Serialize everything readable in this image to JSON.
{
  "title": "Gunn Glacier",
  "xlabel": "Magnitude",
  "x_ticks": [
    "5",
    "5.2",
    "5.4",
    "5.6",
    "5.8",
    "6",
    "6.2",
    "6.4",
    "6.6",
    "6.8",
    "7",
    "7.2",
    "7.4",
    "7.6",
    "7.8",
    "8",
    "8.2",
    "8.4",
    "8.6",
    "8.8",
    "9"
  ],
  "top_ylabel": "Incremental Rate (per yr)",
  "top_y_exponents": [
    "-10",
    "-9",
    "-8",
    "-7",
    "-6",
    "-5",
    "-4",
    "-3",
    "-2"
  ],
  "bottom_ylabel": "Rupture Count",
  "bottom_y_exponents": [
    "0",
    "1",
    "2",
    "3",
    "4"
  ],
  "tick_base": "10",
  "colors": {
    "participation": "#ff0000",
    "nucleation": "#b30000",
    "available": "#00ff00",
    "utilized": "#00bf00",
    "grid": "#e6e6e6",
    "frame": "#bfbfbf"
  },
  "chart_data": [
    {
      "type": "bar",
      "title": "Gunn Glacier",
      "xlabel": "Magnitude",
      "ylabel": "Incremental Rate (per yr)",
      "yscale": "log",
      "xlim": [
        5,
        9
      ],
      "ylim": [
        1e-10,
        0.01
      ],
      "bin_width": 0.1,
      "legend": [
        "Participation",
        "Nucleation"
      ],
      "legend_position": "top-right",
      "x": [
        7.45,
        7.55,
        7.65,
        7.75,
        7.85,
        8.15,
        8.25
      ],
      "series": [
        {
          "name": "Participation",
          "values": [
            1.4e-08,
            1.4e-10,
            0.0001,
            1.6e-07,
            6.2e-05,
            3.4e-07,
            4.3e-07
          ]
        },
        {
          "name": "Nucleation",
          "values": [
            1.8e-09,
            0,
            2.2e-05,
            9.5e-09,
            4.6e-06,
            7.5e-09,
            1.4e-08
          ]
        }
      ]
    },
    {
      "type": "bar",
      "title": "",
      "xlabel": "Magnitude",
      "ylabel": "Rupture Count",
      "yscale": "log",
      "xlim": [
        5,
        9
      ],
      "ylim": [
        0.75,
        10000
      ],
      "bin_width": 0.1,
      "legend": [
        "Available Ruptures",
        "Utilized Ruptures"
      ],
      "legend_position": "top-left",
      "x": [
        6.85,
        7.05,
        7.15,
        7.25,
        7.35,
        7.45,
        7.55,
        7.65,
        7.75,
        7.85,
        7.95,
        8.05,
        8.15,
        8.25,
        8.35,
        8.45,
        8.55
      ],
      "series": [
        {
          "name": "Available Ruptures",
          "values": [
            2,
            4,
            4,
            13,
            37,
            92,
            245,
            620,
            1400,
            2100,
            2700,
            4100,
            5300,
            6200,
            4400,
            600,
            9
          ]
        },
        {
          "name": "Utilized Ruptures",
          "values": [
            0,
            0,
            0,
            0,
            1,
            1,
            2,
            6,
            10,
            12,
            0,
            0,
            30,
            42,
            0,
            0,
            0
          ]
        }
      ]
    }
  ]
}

- **Work to do**: Retype all the material above precisely, with no line left out.

- **Response to this exercise**:
Serialize everything readable in this image to JSON.
{
  "title": "Gunn Glacier",
  "xlabel": "Magnitude",
  "x_ticks": [
    "5",
    "5.2",
    "5.4",
    "5.6",
    "5.8",
    "6",
    "6.2",
    "6.4",
    "6.6",
    "6.8",
    "7",
    "7.2",
    "7.4",
    "7.6",
    "7.8",
    "8",
    "8.2",
    "8.4",
    "8.6",
    "8.8",
    "9"
  ],
  "top_ylabel": "Incremental Rate (per yr)",
  "top_y_exponents": [
    "-10",
    "-9",
    "-8",
    "-7",
    "-6",
    "-5",
    "-4",
    "-3",
    "-2"
  ],
  "bottom_ylabel": "Rupture Count",
  "bottom_y_exponents": [
    "0",
    "1",
    "2",
    "3",
    "4"
  ],
  "tick_base": "10",
  "colors": {
    "participation": "#ff0000",
    "nucleation": "#b30000",
    "available": "#00ff00",
    "utilized": "#00bf00",
    "grid": "#e6e6e6",
    "frame": "#bfbfbf"
  },
  "chart_data": [
    {
      "type": "bar",
      "title": "Gunn Glacier",
      "xlabel": "Magnitude",
      "ylabel": "Incremental Rate (per yr)",
      "yscale": "log",
      "xlim": [
        5,
        9
      ],
      "ylim": [
        1e-10,
        0.01
      ],
      "bin_width": 0.1,
      "legend": [
        "Participation",
        "Nucleation"
      ],
      "legend_position": "top-right",
      "x": [
        7.45,
        7.55,
        7.65,
        7.75,
        7.85,
        8.15,
        8.25
      ],
      "series": [
        {
          "name": "Participation",
          "values": [
            1.4e-08,
            1.4e-10,
            0.0001,
            1.6e-07,
            6.2e-05,
            3.4e-07,
            4.3e-07
          ]
        },
        {
          "name": "Nucleation",
          "values": [
            1.8e-09,
            0,
            2.2e-05,
            9.5e-09,
            4.6e-06,
            7.5e-09,
            1.4e-08
          ]
        }
      ]
    },
    {
      "type": "bar",
      "title": "",
      "xlabel": "Magnitude",
      "ylabel": "Rupture Count",
      "yscale": "log",
      "xlim": [
        5,
        9
      ],
      "ylim": [
        0.75,
        10000
      ],
      "bin_width": 0.1,
      "legend": [
        "Available Ruptures",
        "Utilized Ruptures"
      ],
      "legend_position": "top-left",
      "x": [
        6.85,
        7.05,
        7.15,
        7.25,
        7.35,
        7.45,
        7.55,
        7.65,
        7.75,
        7.85,
        7.95,
        8.05,
        8.15,
        8.25,
        8.35,
        8.45,
        8.55
      ],
      "series": [
        {
          "name": "Available Ruptures",
          "values": [
            2,
            4,
            4,
            13,
            37,
            92,
            245,
            620,
            1400,
            2100,
            2700,
            4100,
            5300,
            6200,
            4400,
            600,
            9
          ]
        },
        {
          "name": "Utilized Ruptures",
          "values": [
            0,
            0,
            0,
            0,
            1,
            1,
            2,
            6,
            10,
            12,
            0,
            0,
            30,
            42,
            0,
            0,
            0
          ]
        }
      ]
    }
  ]
}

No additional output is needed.